**RECORDS FOR THIS TASK**
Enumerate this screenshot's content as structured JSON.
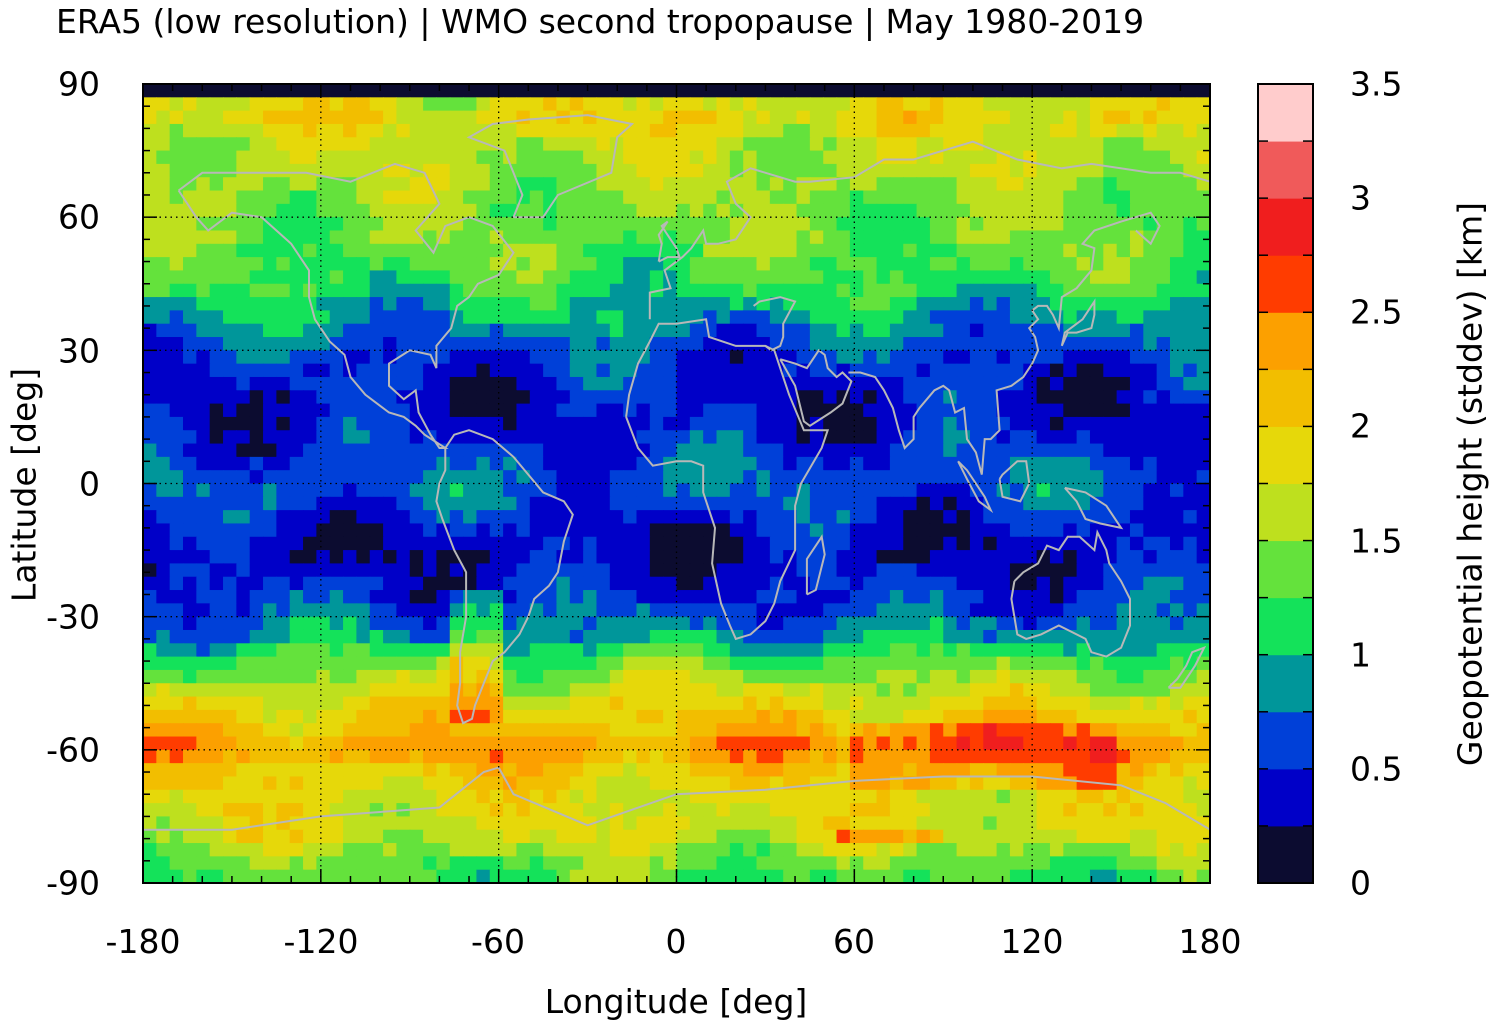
{
  "title": "ERA5 (low resolution) | WMO second tropopause | May 1980-2019",
  "map": {
    "type": "heatmap",
    "projection": "equirectangular",
    "xlabel": "Longitude [deg]",
    "ylabel": "Latitude [deg]",
    "xlim": [
      -180,
      180
    ],
    "ylim": [
      -90,
      90
    ],
    "xticks": [
      "-180",
      "-120",
      "-60",
      "0",
      "60",
      "120",
      "180"
    ],
    "yticks": [
      "90",
      "60",
      "30",
      "0",
      "-30",
      "-60",
      "-90"
    ],
    "grid": true,
    "coastline_color": "#b8b8b8",
    "colorbar": {
      "label": "Geopotential height (stddev) [km]",
      "range": [
        0,
        3.5
      ],
      "step": 0.25,
      "ticks": [
        "0",
        "0.5",
        "1",
        "1.5",
        "2",
        "2.5",
        "3",
        "3.5"
      ],
      "colors": [
        "#0c0c30",
        "#0000c8",
        "#0040d8",
        "#00969a",
        "#14e25a",
        "#64e23c",
        "#bee01e",
        "#e6d80a",
        "#f2be00",
        "#fca000",
        "#ff3c00",
        "#f01e1e",
        "#f05a5a",
        "#ffcccc"
      ]
    },
    "zonal_profile": {
      "latitudes": [
        90,
        85,
        80,
        75,
        70,
        65,
        60,
        55,
        50,
        45,
        40,
        35,
        30,
        25,
        20,
        15,
        10,
        5,
        0,
        -5,
        -10,
        -15,
        -20,
        -25,
        -30,
        -35,
        -40,
        -45,
        -50,
        -55,
        -60,
        -65,
        -70,
        -75,
        -80,
        -85,
        -90
      ],
      "stddev_km": [
        0.1,
        2.0,
        1.8,
        1.6,
        1.6,
        1.5,
        1.4,
        1.4,
        1.3,
        1.2,
        1.0,
        0.8,
        0.6,
        0.5,
        0.4,
        0.4,
        0.5,
        0.6,
        0.7,
        0.6,
        0.4,
        0.3,
        0.4,
        0.5,
        0.7,
        0.9,
        1.3,
        1.6,
        1.9,
        2.1,
        2.4,
        2.0,
        1.8,
        1.8,
        1.7,
        1.4,
        1.2
      ]
    }
  }
}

**GIVEN EXERCISE**
Retype all of the entries exactly as written, leaving out any images.

**FINAL ANSWER**
Enumerate this screenshot's content as structured JSON.
{
  "title": "ERA5 (low resolution) | WMO second tropopause | May 1980-2019",
  "map": {
    "type": "heatmap",
    "projection": "equirectangular",
    "xlabel": "Longitude [deg]",
    "ylabel": "Latitude [deg]",
    "xlim": [
      -180,
      180
    ],
    "ylim": [
      -90,
      90
    ],
    "xticks": [
      "-180",
      "-120",
      "-60",
      "0",
      "60",
      "120",
      "180"
    ],
    "yticks": [
      "90",
      "60",
      "30",
      "0",
      "-30",
      "-60",
      "-90"
    ],
    "grid": true,
    "coastline_color": "#b8b8b8",
    "colorbar": {
      "label": "Geopotential height (stddev) [km]",
      "range": [
        0,
        3.5
      ],
      "step": 0.25,
      "ticks": [
        "0",
        "0.5",
        "1",
        "1.5",
        "2",
        "2.5",
        "3",
        "3.5"
      ],
      "colors": [
        "#0c0c30",
        "#0000c8",
        "#0040d8",
        "#00969a",
        "#14e25a",
        "#64e23c",
        "#bee01e",
        "#e6d80a",
        "#f2be00",
        "#fca000",
        "#ff3c00",
        "#f01e1e",
        "#f05a5a",
        "#ffcccc"
      ]
    },
    "zonal_profile": {
      "latitudes": [
        90,
        85,
        80,
        75,
        70,
        65,
        60,
        55,
        50,
        45,
        40,
        35,
        30,
        25,
        20,
        15,
        10,
        5,
        0,
        -5,
        -10,
        -15,
        -20,
        -25,
        -30,
        -35,
        -40,
        -45,
        -50,
        -55,
        -60,
        -65,
        -70,
        -75,
        -80,
        -85,
        -90
      ],
      "stddev_km": [
        0.1,
        2.0,
        1.8,
        1.6,
        1.6,
        1.5,
        1.4,
        1.4,
        1.3,
        1.2,
        1.0,
        0.8,
        0.6,
        0.5,
        0.4,
        0.4,
        0.5,
        0.6,
        0.7,
        0.6,
        0.4,
        0.3,
        0.4,
        0.5,
        0.7,
        0.9,
        1.3,
        1.6,
        1.9,
        2.1,
        2.4,
        2.0,
        1.8,
        1.8,
        1.7,
        1.4,
        1.2
      ]
    }
  }
}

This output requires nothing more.